WHAT THE TASK ASKS:
Each record must be retyped in full. No character may differ.
— START OF DATA TO USE —
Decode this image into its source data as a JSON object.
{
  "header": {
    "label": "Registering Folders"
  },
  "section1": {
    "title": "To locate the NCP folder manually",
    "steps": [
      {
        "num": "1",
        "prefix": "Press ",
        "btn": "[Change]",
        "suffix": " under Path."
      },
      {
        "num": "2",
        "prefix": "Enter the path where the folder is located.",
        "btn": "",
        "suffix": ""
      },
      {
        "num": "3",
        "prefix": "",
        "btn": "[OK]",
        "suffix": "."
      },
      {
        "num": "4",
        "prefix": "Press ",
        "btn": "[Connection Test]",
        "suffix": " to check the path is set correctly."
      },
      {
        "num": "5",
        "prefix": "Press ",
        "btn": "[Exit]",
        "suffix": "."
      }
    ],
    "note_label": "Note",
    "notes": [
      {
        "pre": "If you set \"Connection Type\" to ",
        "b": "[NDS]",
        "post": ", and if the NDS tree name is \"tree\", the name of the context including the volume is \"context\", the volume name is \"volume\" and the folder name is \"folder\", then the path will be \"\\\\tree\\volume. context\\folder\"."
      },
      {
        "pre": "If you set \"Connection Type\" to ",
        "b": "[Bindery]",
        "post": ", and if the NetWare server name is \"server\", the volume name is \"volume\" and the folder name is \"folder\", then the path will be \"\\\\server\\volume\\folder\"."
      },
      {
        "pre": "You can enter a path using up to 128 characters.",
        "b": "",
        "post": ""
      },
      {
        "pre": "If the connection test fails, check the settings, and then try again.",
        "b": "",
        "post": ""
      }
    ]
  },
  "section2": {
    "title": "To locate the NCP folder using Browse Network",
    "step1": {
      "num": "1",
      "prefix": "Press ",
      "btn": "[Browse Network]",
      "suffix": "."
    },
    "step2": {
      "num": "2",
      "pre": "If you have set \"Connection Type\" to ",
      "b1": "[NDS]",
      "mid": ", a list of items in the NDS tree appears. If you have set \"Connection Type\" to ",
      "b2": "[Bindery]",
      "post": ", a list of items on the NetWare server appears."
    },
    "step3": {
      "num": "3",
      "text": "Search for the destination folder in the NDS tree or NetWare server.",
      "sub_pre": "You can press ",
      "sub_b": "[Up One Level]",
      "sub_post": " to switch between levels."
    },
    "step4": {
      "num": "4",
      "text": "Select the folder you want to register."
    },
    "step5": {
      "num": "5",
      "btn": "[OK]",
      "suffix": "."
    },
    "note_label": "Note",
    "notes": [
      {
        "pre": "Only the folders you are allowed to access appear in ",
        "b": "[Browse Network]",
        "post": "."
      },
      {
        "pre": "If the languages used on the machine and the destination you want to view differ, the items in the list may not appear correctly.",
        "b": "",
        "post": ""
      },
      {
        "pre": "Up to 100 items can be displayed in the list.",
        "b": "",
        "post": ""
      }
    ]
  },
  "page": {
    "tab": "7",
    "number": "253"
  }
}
— END OF DATA TO USE —
CORRECT ANSWER:
Decode this image into its source data as a JSON object.
{
  "header": {
    "label": "Registering Folders"
  },
  "section1": {
    "title": "To locate the NCP folder manually",
    "steps": [
      {
        "num": "1",
        "prefix": "Press ",
        "btn": "[Change]",
        "suffix": " under Path."
      },
      {
        "num": "2",
        "prefix": "Enter the path where the folder is located.",
        "btn": "",
        "suffix": ""
      },
      {
        "num": "3",
        "prefix": "",
        "btn": "[OK]",
        "suffix": "."
      },
      {
        "num": "4",
        "prefix": "Press ",
        "btn": "[Connection Test]",
        "suffix": " to check the path is set correctly."
      },
      {
        "num": "5",
        "prefix": "Press ",
        "btn": "[Exit]",
        "suffix": "."
      }
    ],
    "note_label": "Note",
    "notes": [
      {
        "pre": "If you set \"Connection Type\" to ",
        "b": "[NDS]",
        "post": ", and if the NDS tree name is \"tree\", the name of the context including the volume is \"context\", the volume name is \"volume\" and the folder name is \"folder\", then the path will be \"\\\\tree\\volume. context\\folder\"."
      },
      {
        "pre": "If you set \"Connection Type\" to ",
        "b": "[Bindery]",
        "post": ", and if the NetWare server name is \"server\", the volume name is \"volume\" and the folder name is \"folder\", then the path will be \"\\\\server\\volume\\folder\"."
      },
      {
        "pre": "You can enter a path using up to 128 characters.",
        "b": "",
        "post": ""
      },
      {
        "pre": "If the connection test fails, check the settings, and then try again.",
        "b": "",
        "post": ""
      }
    ]
  },
  "section2": {
    "title": "To locate the NCP folder using Browse Network",
    "step1": {
      "num": "1",
      "prefix": "Press ",
      "btn": "[Browse Network]",
      "suffix": "."
    },
    "step2": {
      "num": "2",
      "pre": "If you have set \"Connection Type\" to ",
      "b1": "[NDS]",
      "mid": ", a list of items in the NDS tree appears. If you have set \"Connection Type\" to ",
      "b2": "[Bindery]",
      "post": ", a list of items on the NetWare server appears."
    },
    "step3": {
      "num": "3",
      "text": "Search for the destination folder in the NDS tree or NetWare server.",
      "sub_pre": "You can press ",
      "sub_b": "[Up One Level]",
      "sub_post": " to switch between levels."
    },
    "step4": {
      "num": "4",
      "text": "Select the folder you want to register."
    },
    "step5": {
      "num": "5",
      "btn": "[OK]",
      "suffix": "."
    },
    "note_label": "Note",
    "notes": [
      {
        "pre": "Only the folders you are allowed to access appear in ",
        "b": "[Browse Network]",
        "post": "."
      },
      {
        "pre": "If the languages used on the machine and the destination you want to view differ, the items in the list may not appear correctly.",
        "b": "",
        "post": ""
      },
      {
        "pre": "Up to 100 items can be displayed in the list.",
        "b": "",
        "post": ""
      }
    ]
  },
  "page": {
    "tab": "7",
    "number": "253"
  }
}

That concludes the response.